DATA SHOWN:
========================================================================

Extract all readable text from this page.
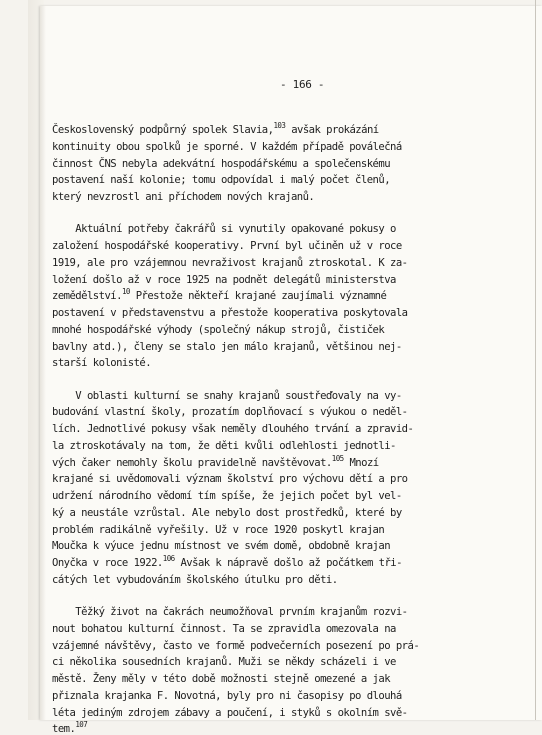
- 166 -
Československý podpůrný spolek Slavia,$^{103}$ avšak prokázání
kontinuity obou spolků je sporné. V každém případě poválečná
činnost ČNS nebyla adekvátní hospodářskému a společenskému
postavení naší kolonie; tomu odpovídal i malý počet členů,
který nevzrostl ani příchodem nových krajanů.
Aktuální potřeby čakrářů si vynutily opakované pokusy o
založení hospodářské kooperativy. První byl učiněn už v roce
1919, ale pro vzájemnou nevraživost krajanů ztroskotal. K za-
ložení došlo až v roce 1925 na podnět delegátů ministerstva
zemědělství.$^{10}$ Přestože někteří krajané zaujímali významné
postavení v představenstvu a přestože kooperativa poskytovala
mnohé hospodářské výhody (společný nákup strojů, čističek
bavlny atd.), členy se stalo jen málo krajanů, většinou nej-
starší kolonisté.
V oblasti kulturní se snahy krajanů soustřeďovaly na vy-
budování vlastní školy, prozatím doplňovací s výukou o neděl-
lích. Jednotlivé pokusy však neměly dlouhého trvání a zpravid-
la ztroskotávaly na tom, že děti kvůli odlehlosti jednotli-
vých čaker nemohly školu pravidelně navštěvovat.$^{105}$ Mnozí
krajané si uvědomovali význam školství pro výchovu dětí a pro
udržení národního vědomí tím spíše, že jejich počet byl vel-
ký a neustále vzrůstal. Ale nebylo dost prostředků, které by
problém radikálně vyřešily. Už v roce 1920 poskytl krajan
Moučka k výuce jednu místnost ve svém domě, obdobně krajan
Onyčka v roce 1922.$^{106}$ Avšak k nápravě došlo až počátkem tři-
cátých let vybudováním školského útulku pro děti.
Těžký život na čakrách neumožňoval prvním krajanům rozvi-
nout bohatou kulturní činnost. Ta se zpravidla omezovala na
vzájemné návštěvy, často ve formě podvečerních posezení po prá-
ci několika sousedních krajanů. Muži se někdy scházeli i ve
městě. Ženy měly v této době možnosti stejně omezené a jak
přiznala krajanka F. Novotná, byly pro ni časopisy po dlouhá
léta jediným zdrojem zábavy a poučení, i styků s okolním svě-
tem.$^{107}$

========================================================================

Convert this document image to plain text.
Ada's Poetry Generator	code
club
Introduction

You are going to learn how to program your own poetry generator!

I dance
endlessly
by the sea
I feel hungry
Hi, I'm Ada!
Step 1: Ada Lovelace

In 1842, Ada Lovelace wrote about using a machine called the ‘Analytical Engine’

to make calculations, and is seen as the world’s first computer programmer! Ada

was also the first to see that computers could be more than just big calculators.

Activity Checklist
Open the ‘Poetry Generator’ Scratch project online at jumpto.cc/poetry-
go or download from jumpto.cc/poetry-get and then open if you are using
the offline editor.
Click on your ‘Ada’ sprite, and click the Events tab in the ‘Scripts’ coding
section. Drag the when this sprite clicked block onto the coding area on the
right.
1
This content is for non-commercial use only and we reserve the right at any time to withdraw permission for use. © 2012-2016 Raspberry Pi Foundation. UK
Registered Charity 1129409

========================================================================

SET EXERCISE:
Copy out all lines from the material above that contain the string "roce".

WRITTEN RESPONSE:
založení hospodářské kooperativy. První byl učiněn už v roce
ložení došlo až v roce 1925 na podnět delegátů ministerstva
problém radikálně vyřešily. Už v roce 1920 poskytl krajan
Onyčka v roce 1922.$^{106}$ Avšak k nápravě došlo až počátkem tři-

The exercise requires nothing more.